### REQUEST
Set all the material down again unchanged, without the pictures.

[start]

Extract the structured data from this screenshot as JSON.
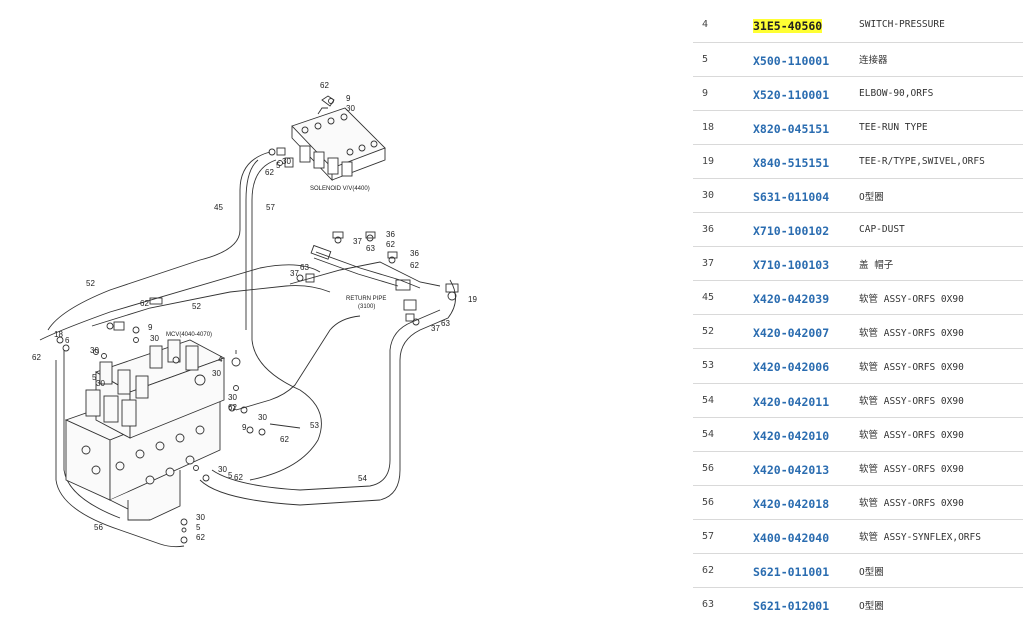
{
  "diagram": {
    "labels": {
      "solenoid": "SOLENOID V/V(4400)",
      "return_pipe_1": "RETURN PIPE",
      "return_pipe_2": "(3100)",
      "mcv": "MCV(4040-4070)"
    },
    "callouts": [
      "62",
      "9",
      "30",
      "62",
      "5",
      "30",
      "45",
      "57",
      "52",
      "62",
      "52",
      "18",
      "62",
      "6",
      "30",
      "9",
      "30",
      "5",
      "30",
      "4",
      "30",
      "36",
      "37",
      "63",
      "62",
      "36",
      "37",
      "63",
      "62",
      "19",
      "63",
      "37",
      "30",
      "62",
      "9",
      "30",
      "62",
      "53",
      "30",
      "5",
      "62",
      "30",
      "5",
      "62",
      "54",
      "56"
    ]
  },
  "parts": {
    "rows": [
      {
        "pos": "4",
        "pn": "31E5-40560",
        "desc": "SWITCH-PRESSURE",
        "highlight": true
      },
      {
        "pos": "5",
        "pn": "X500-110001",
        "desc": "连接器"
      },
      {
        "pos": "9",
        "pn": "X520-110001",
        "desc": "ELBOW-90,ORFS"
      },
      {
        "pos": "18",
        "pn": "X820-045151",
        "desc": "TEE-RUN TYPE"
      },
      {
        "pos": "19",
        "pn": "X840-515151",
        "desc": "TEE-R/TYPE,SWIVEL,ORFS"
      },
      {
        "pos": "30",
        "pn": "S631-011004",
        "desc": "O型圈"
      },
      {
        "pos": "36",
        "pn": "X710-100102",
        "desc": "CAP-DUST"
      },
      {
        "pos": "37",
        "pn": "X710-100103",
        "desc": "盖 帽子"
      },
      {
        "pos": "45",
        "pn": "X420-042039",
        "desc": "软管 ASSY-ORFS 0X90"
      },
      {
        "pos": "52",
        "pn": "X420-042007",
        "desc": "软管 ASSY-ORFS 0X90"
      },
      {
        "pos": "53",
        "pn": "X420-042006",
        "desc": "软管 ASSY-ORFS 0X90"
      },
      {
        "pos": "54",
        "pn": "X420-042011",
        "desc": "软管 ASSY-ORFS 0X90"
      },
      {
        "pos": "54",
        "pn": "X420-042010",
        "desc": "软管 ASSY-ORFS 0X90"
      },
      {
        "pos": "56",
        "pn": "X420-042013",
        "desc": "软管 ASSY-ORFS 0X90"
      },
      {
        "pos": "56",
        "pn": "X420-042018",
        "desc": "软管 ASSY-ORFS 0X90"
      },
      {
        "pos": "57",
        "pn": "X400-042040",
        "desc": "软管 ASSY-SYNFLEX,ORFS"
      },
      {
        "pos": "62",
        "pn": "S621-011001",
        "desc": "O型圈"
      },
      {
        "pos": "63",
        "pn": "S621-012001",
        "desc": "O型圈"
      }
    ]
  }
}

[end]

### TASK OUTPUT
Extract the structured data from this screenshot as JSON.
{
  "diagram": {
    "labels": {
      "solenoid": "SOLENOID V/V(4400)",
      "return_pipe_1": "RETURN PIPE",
      "return_pipe_2": "(3100)",
      "mcv": "MCV(4040-4070)"
    },
    "callouts": [
      "62",
      "9",
      "30",
      "62",
      "5",
      "30",
      "45",
      "57",
      "52",
      "62",
      "52",
      "18",
      "62",
      "6",
      "30",
      "9",
      "30",
      "5",
      "30",
      "4",
      "30",
      "36",
      "37",
      "63",
      "62",
      "36",
      "37",
      "63",
      "62",
      "19",
      "63",
      "37",
      "30",
      "62",
      "9",
      "30",
      "62",
      "53",
      "30",
      "5",
      "62",
      "30",
      "5",
      "62",
      "54",
      "56"
    ]
  },
  "parts": {
    "rows": [
      {
        "pos": "4",
        "pn": "31E5-40560",
        "desc": "SWITCH-PRESSURE",
        "highlight": true
      },
      {
        "pos": "5",
        "pn": "X500-110001",
        "desc": "连接器"
      },
      {
        "pos": "9",
        "pn": "X520-110001",
        "desc": "ELBOW-90,ORFS"
      },
      {
        "pos": "18",
        "pn": "X820-045151",
        "desc": "TEE-RUN TYPE"
      },
      {
        "pos": "19",
        "pn": "X840-515151",
        "desc": "TEE-R/TYPE,SWIVEL,ORFS"
      },
      {
        "pos": "30",
        "pn": "S631-011004",
        "desc": "O型圈"
      },
      {
        "pos": "36",
        "pn": "X710-100102",
        "desc": "CAP-DUST"
      },
      {
        "pos": "37",
        "pn": "X710-100103",
        "desc": "盖 帽子"
      },
      {
        "pos": "45",
        "pn": "X420-042039",
        "desc": "软管 ASSY-ORFS 0X90"
      },
      {
        "pos": "52",
        "pn": "X420-042007",
        "desc": "软管 ASSY-ORFS 0X90"
      },
      {
        "pos": "53",
        "pn": "X420-042006",
        "desc": "软管 ASSY-ORFS 0X90"
      },
      {
        "pos": "54",
        "pn": "X420-042011",
        "desc": "软管 ASSY-ORFS 0X90"
      },
      {
        "pos": "54",
        "pn": "X420-042010",
        "desc": "软管 ASSY-ORFS 0X90"
      },
      {
        "pos": "56",
        "pn": "X420-042013",
        "desc": "软管 ASSY-ORFS 0X90"
      },
      {
        "pos": "56",
        "pn": "X420-042018",
        "desc": "软管 ASSY-ORFS 0X90"
      },
      {
        "pos": "57",
        "pn": "X400-042040",
        "desc": "软管 ASSY-SYNFLEX,ORFS"
      },
      {
        "pos": "62",
        "pn": "S621-011001",
        "desc": "O型圈"
      },
      {
        "pos": "63",
        "pn": "S621-012001",
        "desc": "O型圈"
      }
    ]
  }
}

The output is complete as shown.